__Task directions__:
Copy out these lines again, unchanged.

[Boxed element entries]
□ □ □ □ □ □ □

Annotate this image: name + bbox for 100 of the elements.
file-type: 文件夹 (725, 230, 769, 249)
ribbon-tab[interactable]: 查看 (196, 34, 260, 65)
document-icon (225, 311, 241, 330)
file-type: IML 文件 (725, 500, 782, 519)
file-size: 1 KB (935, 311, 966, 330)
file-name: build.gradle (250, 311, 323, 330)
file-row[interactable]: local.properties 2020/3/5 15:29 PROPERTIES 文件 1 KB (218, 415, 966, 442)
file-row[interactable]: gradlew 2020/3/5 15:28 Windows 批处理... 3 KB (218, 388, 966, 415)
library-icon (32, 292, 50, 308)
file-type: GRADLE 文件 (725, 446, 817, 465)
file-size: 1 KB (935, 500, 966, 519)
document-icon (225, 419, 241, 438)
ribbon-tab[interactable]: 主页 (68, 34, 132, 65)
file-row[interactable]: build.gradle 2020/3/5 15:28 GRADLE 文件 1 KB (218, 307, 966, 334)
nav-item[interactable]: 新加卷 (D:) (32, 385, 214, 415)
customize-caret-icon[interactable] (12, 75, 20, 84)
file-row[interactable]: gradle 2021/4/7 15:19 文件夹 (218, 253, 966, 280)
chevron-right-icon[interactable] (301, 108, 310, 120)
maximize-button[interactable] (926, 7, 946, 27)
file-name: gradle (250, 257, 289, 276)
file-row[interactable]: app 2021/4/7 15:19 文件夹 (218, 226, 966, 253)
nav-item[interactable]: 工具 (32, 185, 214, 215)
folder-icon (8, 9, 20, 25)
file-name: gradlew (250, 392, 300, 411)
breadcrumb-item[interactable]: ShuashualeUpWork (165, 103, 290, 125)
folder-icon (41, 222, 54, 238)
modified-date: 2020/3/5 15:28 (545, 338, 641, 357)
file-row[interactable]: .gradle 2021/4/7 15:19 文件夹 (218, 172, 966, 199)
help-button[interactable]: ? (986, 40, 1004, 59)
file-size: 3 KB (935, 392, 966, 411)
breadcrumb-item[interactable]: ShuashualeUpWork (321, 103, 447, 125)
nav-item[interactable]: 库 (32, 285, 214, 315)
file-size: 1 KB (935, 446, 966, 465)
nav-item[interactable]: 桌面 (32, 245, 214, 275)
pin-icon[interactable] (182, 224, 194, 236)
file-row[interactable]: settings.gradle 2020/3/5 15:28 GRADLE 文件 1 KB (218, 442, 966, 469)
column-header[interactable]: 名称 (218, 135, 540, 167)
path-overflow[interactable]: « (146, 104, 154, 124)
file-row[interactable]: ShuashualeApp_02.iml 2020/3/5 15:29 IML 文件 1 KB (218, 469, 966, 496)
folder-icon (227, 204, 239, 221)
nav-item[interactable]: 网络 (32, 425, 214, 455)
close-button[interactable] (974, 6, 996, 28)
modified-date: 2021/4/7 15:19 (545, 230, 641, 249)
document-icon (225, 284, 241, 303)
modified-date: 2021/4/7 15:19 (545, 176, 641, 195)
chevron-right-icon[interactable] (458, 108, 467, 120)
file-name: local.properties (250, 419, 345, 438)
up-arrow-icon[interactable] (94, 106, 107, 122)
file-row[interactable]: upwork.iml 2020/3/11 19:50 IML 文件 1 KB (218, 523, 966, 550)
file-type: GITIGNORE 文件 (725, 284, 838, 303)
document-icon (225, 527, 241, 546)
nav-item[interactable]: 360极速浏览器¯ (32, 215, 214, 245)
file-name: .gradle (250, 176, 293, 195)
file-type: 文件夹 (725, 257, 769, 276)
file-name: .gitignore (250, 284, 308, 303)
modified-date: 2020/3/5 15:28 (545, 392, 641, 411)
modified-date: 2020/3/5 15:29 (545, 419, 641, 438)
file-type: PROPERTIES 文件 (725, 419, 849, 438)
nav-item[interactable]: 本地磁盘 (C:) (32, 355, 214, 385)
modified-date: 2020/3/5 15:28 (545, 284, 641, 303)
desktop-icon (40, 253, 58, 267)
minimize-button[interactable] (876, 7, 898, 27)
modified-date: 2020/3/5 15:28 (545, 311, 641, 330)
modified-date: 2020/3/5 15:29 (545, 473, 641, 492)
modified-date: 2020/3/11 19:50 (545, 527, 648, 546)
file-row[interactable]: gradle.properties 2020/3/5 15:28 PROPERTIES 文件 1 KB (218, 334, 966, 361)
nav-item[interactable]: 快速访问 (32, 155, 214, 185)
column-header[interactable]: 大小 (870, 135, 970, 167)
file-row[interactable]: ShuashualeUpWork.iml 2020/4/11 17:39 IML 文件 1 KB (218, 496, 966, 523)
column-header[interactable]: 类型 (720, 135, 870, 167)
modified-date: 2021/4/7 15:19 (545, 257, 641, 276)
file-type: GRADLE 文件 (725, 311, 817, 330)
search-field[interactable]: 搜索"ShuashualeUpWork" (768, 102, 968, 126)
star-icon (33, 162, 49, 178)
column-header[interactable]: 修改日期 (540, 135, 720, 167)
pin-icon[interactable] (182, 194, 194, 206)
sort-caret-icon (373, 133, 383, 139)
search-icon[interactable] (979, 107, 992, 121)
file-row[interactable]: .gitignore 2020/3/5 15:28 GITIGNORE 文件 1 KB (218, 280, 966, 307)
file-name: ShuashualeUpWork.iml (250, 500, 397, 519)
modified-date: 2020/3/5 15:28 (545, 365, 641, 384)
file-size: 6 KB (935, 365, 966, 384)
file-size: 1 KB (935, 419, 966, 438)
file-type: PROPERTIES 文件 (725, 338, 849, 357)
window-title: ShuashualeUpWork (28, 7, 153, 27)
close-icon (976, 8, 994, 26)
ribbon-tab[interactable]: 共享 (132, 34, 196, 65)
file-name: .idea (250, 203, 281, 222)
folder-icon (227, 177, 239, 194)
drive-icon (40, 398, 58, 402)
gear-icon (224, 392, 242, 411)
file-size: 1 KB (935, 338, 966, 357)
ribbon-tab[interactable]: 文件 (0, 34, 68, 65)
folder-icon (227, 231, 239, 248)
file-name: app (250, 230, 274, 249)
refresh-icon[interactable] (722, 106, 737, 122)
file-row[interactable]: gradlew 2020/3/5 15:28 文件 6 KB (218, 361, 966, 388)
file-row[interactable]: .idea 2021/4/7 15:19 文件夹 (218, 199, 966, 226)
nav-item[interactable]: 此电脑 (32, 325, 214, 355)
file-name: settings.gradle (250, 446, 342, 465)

□ □ □ □ □ □ □

__Finished task__:
Annotate this image: name + bbox for 100 of the elements.
file-type: 文件夹 (725, 230, 769, 249)
ribbon-tab[interactable]: 查看 (196, 34, 260, 65)
document-icon (225, 311, 241, 330)
file-type: IML 文件 (725, 500, 782, 519)
file-size: 1 KB (935, 311, 966, 330)
file-name: build.gradle (250, 311, 323, 330)
file-row[interactable]: local.properties 2020/3/5 15:29 PROPERTIES 文件 1 KB (218, 415, 966, 442)
file-row[interactable]: gradlew 2020/3/5 15:28 Windows 批处理... 3 KB (218, 388, 966, 415)
library-icon (32, 292, 50, 308)
file-type: GRADLE 文件 (725, 446, 817, 465)
file-size: 1 KB (935, 500, 966, 519)
document-icon (225, 419, 241, 438)
ribbon-tab[interactable]: 主页 (68, 34, 132, 65)
file-row[interactable]: build.gradle 2020/3/5 15:28 GRADLE 文件 1 KB (218, 307, 966, 334)
nav-item[interactable]: 新加卷 (D:) (32, 385, 214, 415)
customize-caret-icon[interactable] (12, 75, 20, 84)
file-row[interactable]: gradle 2021/4/7 15:19 文件夹 (218, 253, 966, 280)
chevron-right-icon[interactable] (301, 108, 310, 120)
maximize-button[interactable] (926, 7, 946, 27)
file-name: gradle (250, 257, 289, 276)
file-row[interactable]: app 2021/4/7 15:19 文件夹 (218, 226, 966, 253)
nav-item[interactable]: 工具 (32, 185, 214, 215)
folder-icon (8, 9, 20, 25)
file-name: gradlew (250, 392, 300, 411)
breadcrumb-item[interactable]: ShuashualeUpWork (165, 103, 290, 125)
folder-icon (41, 222, 54, 238)
modified-date: 2020/3/5 15:28 (545, 338, 641, 357)
file-row[interactable]: .gradle 2021/4/7 15:19 文件夹 (218, 172, 966, 199)
help-button[interactable]: ? (986, 40, 1004, 59)
file-size: 3 KB (935, 392, 966, 411)
breadcrumb-item[interactable]: ShuashualeUpWork (321, 103, 447, 125)
nav-item[interactable]: 库 (32, 285, 214, 315)
file-size: 1 KB (935, 446, 966, 465)
nav-item[interactable]: 桌面 (32, 245, 214, 275)
pin-icon[interactable] (182, 224, 194, 236)
file-row[interactable]: settings.gradle 2020/3/5 15:28 GRADLE 文件 1 KB (218, 442, 966, 469)
column-header[interactable]: 名称 (218, 135, 540, 167)
path-overflow[interactable]: « (146, 104, 154, 124)
file-row[interactable]: ShuashualeApp_02.iml 2020/3/5 15:29 IML 文件 1 KB (218, 469, 966, 496)
folder-icon (227, 204, 239, 221)
nav-item[interactable]: 网络 (32, 425, 214, 455)
close-button[interactable] (974, 6, 996, 28)
modified-date: 2021/4/7 15:19 (545, 230, 641, 249)
document-icon (225, 284, 241, 303)
modified-date: 2021/4/7 15:19 (545, 176, 641, 195)
chevron-right-icon[interactable] (458, 108, 467, 120)
file-name: local.properties (250, 419, 345, 438)
up-arrow-icon[interactable] (94, 106, 107, 122)
file-row[interactable]: upwork.iml 2020/3/11 19:50 IML 文件 1 KB (218, 523, 966, 550)
file-type: GITIGNORE 文件 (725, 284, 838, 303)
document-icon (225, 527, 241, 546)
nav-item[interactable]: 360极速浏览器¯ (32, 215, 214, 245)
file-name: .gradle (250, 176, 293, 195)
file-type: 文件夹 (725, 257, 769, 276)
file-name: .gitignore (250, 284, 308, 303)
modified-date: 2020/3/5 15:28 (545, 392, 641, 411)
modified-date: 2020/3/5 15:29 (545, 419, 641, 438)
file-type: PROPERTIES 文件 (725, 419, 849, 438)
nav-item[interactable]: 本地磁盘 (C:) (32, 355, 214, 385)
modified-date: 2020/3/5 15:28 (545, 284, 641, 303)
desktop-icon (40, 253, 58, 267)
minimize-button[interactable] (876, 7, 898, 27)
modified-date: 2020/3/5 15:28 (545, 311, 641, 330)
modified-date: 2020/3/5 15:29 (545, 473, 641, 492)
modified-date: 2020/3/11 19:50 (545, 527, 648, 546)
file-row[interactable]: gradle.properties 2020/3/5 15:28 PROPERTIES 文件 1 KB (218, 334, 966, 361)
nav-item[interactable]: 快速访问 (32, 155, 214, 185)
column-header[interactable]: 大小 (870, 135, 970, 167)
file-row[interactable]: ShuashualeUpWork.iml 2020/4/11 17:39 IML 文件 1 KB (218, 496, 966, 523)
column-header[interactable]: 类型 (720, 135, 870, 167)
modified-date: 2021/4/7 15:19 (545, 257, 641, 276)
file-type: GRADLE 文件 (725, 311, 817, 330)
search-field[interactable]: 搜索"ShuashualeUpWork" (768, 102, 968, 126)
star-icon (33, 162, 49, 178)
column-header[interactable]: 修改日期 (540, 135, 720, 167)
pin-icon[interactable] (182, 194, 194, 206)
sort-caret-icon (373, 133, 383, 139)
search-icon[interactable] (979, 107, 992, 121)
file-row[interactable]: .gitignore 2020/3/5 15:28 GITIGNORE 文件 1 KB (218, 280, 966, 307)
file-name: ShuashualeUpWork.iml (250, 500, 397, 519)
modified-date: 2020/3/5 15:28 (545, 365, 641, 384)
file-size: 6 KB (935, 365, 966, 384)
file-size: 1 KB (935, 419, 966, 438)
file-type: PROPERTIES 文件 (725, 338, 849, 357)
window-title: ShuashualeUpWork (28, 7, 153, 27)
close-icon (976, 8, 994, 26)
ribbon-tab[interactable]: 共享 (132, 34, 196, 65)
file-name: .idea (250, 203, 281, 222)
folder-icon (227, 177, 239, 194)
drive-icon (40, 398, 58, 402)
gear-icon (224, 392, 242, 411)
file-size: 1 KB (935, 338, 966, 357)
ribbon-tab[interactable]: 文件 (0, 34, 68, 65)
folder-icon (227, 231, 239, 248)
file-name: app (250, 230, 274, 249)
refresh-icon[interactable] (722, 106, 737, 122)
file-row[interactable]: gradlew 2020/3/5 15:28 文件 6 KB (218, 361, 966, 388)
file-row[interactable]: .idea 2021/4/7 15:19 文件夹 (218, 199, 966, 226)
nav-item[interactable]: 此电脑 (32, 325, 214, 355)
file-name: settings.gradle (250, 446, 342, 465)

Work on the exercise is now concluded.